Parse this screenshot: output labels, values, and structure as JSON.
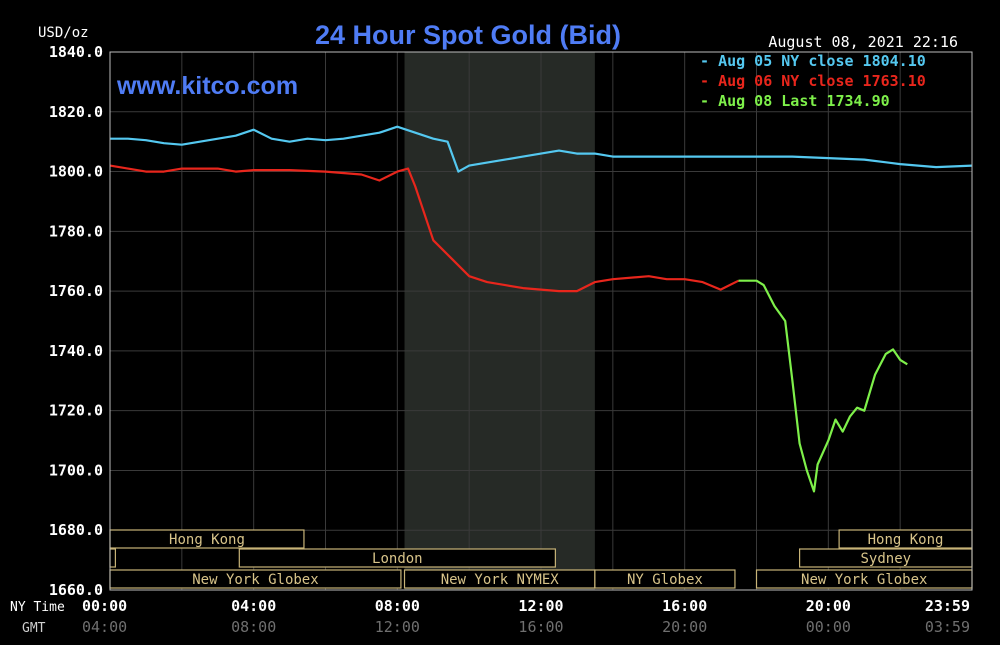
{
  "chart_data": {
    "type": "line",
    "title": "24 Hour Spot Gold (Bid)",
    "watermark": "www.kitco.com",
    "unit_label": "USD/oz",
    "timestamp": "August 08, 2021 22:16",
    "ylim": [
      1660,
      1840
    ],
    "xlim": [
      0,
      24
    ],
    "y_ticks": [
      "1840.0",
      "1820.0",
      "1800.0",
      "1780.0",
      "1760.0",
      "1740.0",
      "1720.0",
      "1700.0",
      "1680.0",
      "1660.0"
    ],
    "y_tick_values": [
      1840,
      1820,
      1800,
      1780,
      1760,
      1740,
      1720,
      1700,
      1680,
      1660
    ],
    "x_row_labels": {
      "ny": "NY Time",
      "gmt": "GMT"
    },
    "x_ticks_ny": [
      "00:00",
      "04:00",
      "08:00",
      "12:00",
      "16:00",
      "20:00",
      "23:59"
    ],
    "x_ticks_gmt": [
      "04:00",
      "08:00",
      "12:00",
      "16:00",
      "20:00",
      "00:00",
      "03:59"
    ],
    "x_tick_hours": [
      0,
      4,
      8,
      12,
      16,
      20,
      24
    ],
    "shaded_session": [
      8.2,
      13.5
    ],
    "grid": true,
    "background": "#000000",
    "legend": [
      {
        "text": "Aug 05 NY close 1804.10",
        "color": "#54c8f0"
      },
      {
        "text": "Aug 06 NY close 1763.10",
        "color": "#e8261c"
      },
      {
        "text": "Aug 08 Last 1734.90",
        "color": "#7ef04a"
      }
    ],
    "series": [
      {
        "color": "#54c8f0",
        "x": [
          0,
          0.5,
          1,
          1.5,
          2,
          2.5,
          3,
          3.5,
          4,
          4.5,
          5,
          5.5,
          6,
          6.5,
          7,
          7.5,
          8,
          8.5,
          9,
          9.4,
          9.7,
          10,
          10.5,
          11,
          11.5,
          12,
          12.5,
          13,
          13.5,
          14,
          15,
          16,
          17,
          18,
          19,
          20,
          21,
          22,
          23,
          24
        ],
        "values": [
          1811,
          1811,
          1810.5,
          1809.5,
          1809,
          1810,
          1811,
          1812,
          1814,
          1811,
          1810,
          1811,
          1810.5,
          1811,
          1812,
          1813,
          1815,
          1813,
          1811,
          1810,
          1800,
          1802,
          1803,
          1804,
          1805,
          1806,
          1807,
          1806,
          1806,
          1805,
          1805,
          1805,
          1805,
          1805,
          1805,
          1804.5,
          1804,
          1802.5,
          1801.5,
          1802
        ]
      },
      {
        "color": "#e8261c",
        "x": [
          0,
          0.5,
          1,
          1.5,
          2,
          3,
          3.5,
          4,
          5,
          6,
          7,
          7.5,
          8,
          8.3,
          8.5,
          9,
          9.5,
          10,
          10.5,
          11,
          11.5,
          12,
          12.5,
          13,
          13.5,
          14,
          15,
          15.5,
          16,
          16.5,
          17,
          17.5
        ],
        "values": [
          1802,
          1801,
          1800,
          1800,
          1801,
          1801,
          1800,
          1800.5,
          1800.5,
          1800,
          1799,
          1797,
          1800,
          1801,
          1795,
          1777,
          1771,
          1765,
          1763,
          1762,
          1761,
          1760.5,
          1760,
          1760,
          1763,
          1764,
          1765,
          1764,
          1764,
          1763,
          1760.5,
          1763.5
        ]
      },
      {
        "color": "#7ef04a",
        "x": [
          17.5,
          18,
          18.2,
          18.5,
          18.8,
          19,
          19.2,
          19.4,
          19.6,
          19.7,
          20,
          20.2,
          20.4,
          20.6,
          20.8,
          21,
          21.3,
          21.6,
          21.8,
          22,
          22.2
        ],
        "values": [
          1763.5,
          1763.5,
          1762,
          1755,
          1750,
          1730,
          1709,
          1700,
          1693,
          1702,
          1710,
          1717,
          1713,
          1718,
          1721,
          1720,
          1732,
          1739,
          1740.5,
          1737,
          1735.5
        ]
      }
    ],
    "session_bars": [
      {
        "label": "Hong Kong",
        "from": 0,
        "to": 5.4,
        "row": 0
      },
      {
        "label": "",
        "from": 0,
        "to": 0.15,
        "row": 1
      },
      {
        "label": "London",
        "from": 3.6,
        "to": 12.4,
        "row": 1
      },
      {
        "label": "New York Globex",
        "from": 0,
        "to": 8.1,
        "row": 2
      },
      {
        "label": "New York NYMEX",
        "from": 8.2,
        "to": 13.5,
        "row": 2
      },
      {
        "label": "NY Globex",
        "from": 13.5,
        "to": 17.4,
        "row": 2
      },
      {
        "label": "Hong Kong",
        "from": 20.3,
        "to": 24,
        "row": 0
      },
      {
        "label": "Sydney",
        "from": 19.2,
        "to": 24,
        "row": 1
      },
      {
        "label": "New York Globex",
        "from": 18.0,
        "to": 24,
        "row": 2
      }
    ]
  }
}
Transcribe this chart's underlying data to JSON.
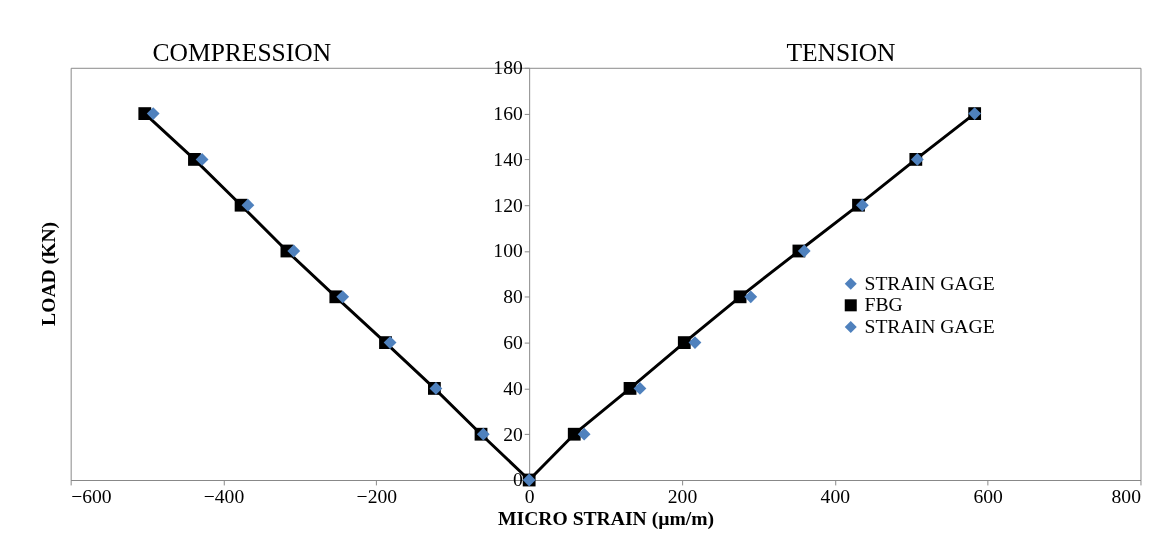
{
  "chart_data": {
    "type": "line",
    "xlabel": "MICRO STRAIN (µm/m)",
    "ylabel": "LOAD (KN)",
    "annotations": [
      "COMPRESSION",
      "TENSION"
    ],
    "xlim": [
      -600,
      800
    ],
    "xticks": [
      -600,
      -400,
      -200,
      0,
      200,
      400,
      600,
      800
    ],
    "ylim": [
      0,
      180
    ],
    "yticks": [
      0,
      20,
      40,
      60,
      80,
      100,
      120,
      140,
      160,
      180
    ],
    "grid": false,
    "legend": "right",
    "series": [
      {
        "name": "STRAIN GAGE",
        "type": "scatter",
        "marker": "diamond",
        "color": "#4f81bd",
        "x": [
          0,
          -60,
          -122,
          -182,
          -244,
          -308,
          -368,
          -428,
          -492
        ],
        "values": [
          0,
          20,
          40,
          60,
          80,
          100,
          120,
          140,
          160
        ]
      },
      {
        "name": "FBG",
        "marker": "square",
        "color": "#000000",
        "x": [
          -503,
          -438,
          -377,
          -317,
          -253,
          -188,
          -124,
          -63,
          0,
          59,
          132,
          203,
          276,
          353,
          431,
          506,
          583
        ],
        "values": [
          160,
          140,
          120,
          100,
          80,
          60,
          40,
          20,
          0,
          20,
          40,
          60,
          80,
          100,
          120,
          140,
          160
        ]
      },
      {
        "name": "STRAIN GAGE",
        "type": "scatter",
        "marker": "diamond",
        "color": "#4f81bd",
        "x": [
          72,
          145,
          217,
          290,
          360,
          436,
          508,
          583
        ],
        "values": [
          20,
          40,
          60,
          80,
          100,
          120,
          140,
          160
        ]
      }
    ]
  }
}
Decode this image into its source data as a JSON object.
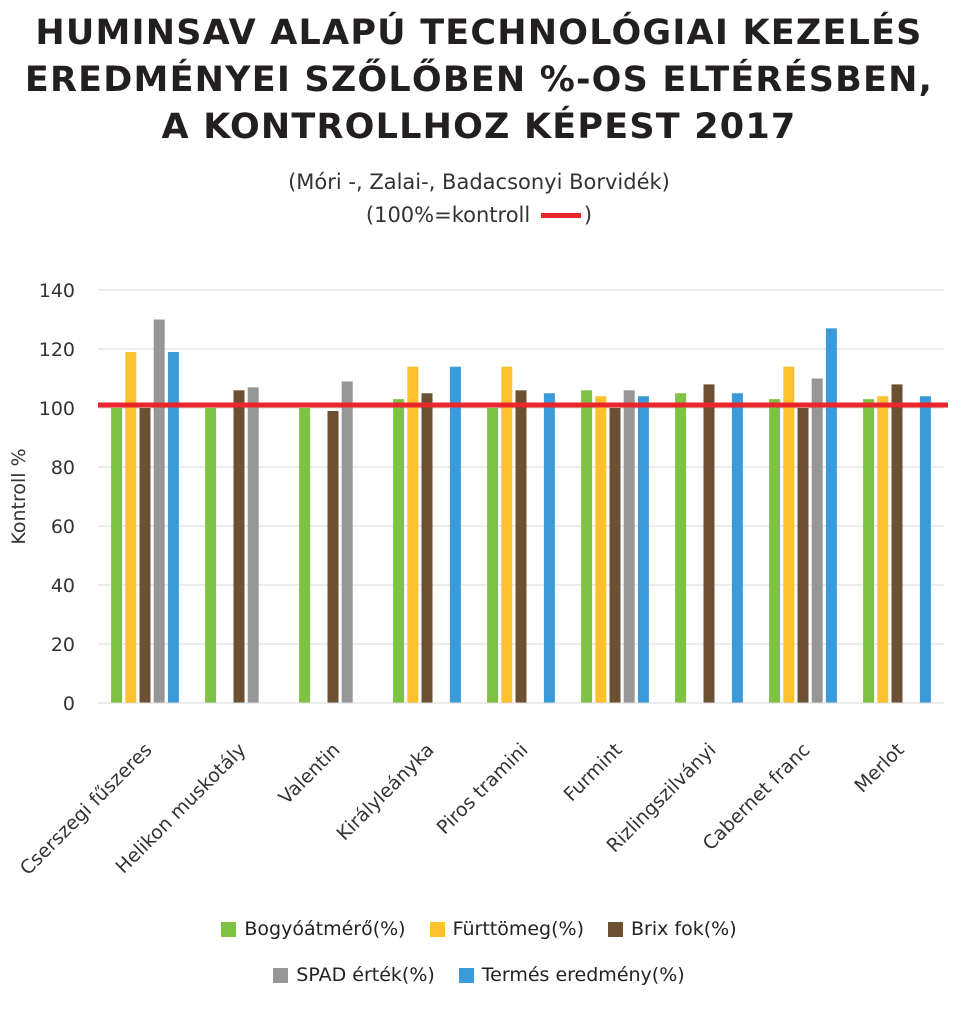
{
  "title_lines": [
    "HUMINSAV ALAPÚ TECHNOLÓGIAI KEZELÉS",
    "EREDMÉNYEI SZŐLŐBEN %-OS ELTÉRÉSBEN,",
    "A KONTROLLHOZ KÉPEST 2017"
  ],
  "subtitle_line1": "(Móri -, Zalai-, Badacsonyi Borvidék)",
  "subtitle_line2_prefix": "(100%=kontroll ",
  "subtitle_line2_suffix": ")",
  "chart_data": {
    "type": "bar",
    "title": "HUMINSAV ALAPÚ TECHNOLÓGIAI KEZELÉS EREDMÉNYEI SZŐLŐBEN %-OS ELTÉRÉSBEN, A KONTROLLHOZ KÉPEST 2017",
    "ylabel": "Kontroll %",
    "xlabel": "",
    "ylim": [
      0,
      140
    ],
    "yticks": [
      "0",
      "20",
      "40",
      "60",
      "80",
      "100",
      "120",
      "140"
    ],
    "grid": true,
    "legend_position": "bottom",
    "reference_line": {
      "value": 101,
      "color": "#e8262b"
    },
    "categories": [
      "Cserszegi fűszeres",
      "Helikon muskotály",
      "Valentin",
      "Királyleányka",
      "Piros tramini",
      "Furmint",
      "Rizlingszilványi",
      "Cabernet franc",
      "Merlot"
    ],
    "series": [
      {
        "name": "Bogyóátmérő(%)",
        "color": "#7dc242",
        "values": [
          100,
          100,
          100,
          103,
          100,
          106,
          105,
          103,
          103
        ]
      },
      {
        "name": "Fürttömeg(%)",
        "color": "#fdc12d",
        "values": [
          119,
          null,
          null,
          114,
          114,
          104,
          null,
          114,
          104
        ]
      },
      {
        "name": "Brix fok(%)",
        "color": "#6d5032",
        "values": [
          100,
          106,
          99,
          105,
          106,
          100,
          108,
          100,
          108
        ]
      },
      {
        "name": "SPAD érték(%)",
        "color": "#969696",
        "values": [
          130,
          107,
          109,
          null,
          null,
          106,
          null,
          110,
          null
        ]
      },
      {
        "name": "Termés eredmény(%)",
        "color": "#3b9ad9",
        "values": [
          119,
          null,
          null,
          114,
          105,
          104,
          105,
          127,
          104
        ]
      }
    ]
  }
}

________________________________________

Written exercise: Show, from the material above, each line that includes the string "EREDMÉNYEI".

Full response:
    "EREDMÉNYEI SZŐLŐBEN %-OS ELTÉRÉSBEN,",
    "title": "HUMINSAV ALAPÚ TECHNOLÓGIAI KEZELÉS EREDMÉNYEI SZŐLŐBEN %-OS ELTÉRÉSBEN, A KONTROLLHOZ KÉPEST 2017",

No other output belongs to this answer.